◆ **Exercise**: Write out the material exactly, without any of its pictures.

============

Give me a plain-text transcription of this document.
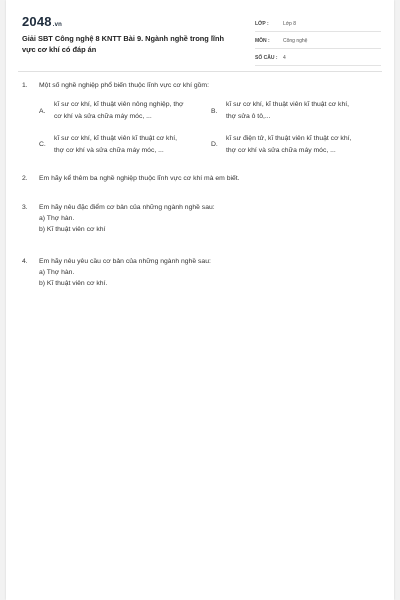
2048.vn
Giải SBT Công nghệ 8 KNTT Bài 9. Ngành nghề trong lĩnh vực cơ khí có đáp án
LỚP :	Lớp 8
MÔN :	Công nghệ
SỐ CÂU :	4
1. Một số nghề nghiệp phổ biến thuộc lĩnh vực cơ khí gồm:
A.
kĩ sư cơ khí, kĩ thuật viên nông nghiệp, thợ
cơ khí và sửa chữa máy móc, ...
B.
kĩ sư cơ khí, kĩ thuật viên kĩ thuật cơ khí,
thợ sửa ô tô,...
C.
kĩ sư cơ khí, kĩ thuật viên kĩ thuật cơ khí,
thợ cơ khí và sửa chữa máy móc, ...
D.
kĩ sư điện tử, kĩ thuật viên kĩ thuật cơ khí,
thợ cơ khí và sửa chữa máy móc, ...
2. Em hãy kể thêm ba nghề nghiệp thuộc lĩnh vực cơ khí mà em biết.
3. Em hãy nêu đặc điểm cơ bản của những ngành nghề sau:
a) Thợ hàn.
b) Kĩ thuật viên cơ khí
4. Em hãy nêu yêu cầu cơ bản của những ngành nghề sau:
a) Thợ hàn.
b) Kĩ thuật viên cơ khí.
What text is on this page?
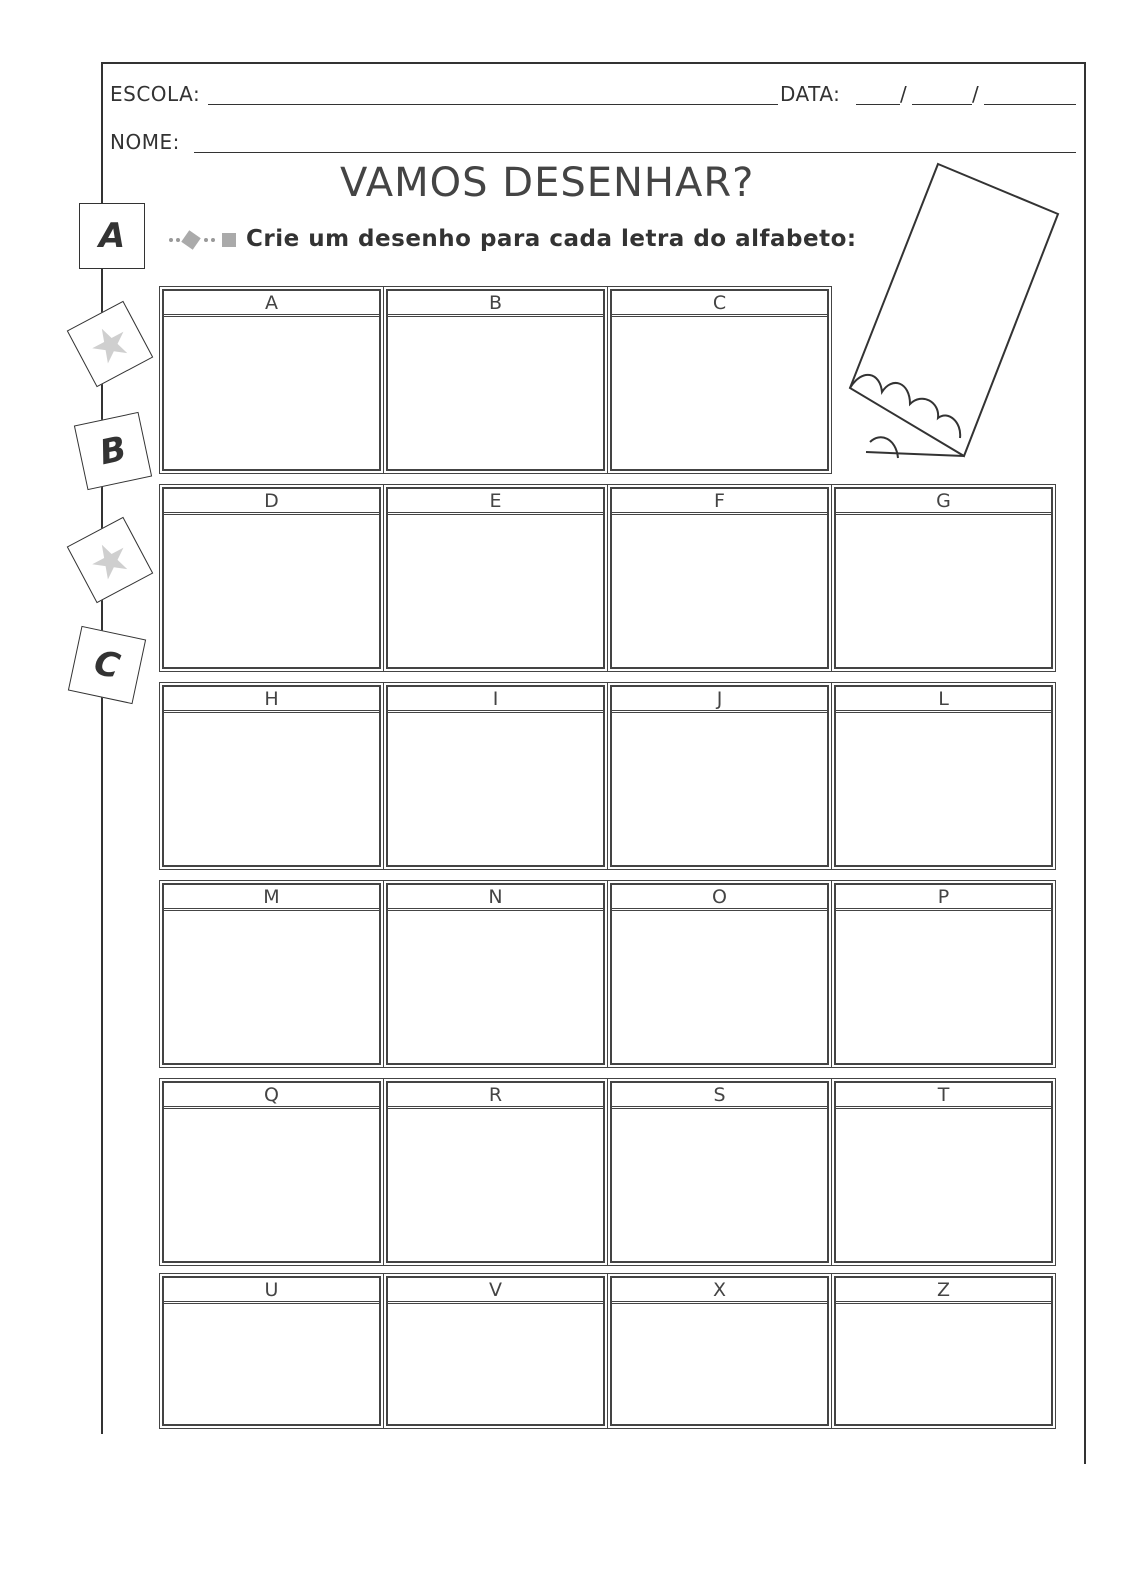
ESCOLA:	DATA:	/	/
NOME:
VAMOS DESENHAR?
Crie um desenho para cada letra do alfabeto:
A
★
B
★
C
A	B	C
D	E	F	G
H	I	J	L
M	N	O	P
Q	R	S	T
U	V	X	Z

============

◆ **Answer to the problem**:
Give me a plain-text transcription of this document.
2048.vn
Giải SBT Công nghệ 8 KNTT Bài 9. Ngành nghề trong lĩnh vực cơ khí có đáp án
LỚP :	Lớp 8
MÔN :	Công nghệ
SỐ CÂU :	4
1. Một số nghề nghiệp phổ biến thuộc lĩnh vực cơ khí gồm:
A.
kĩ sư cơ khí, kĩ thuật viên nông nghiệp, thợ
cơ khí và sửa chữa máy móc, ...
B.
kĩ sư cơ khí, kĩ thuật viên kĩ thuật cơ khí,
thợ sửa ô tô,...
C.
kĩ sư cơ khí, kĩ thuật viên kĩ thuật cơ khí,
thợ cơ khí và sửa chữa máy móc, ...
D.
kĩ sư điện tử, kĩ thuật viên kĩ thuật cơ khí,
thợ cơ khí và sửa chữa máy móc, ...
2. Em hãy kể thêm ba nghề nghiệp thuộc lĩnh vực cơ khí mà em biết.
3. Em hãy nêu đặc điểm cơ bản của những ngành nghề sau:
a) Thợ hàn.
b) Kĩ thuật viên cơ khí
4. Em hãy nêu yêu cầu cơ bản của những ngành nghề sau:
a) Thợ hàn.
b) Kĩ thuật viên cơ khí.
What text is on this page?
ESCOLA:	DATA:	/	/
NOME:
VAMOS DESENHAR?
Crie um desenho para cada letra do alfabeto:
A
★
B
★
C
A	B	C
D	E	F	G
H	I	J	L
M	N	O	P
Q	R	S	T
U	V	X	Z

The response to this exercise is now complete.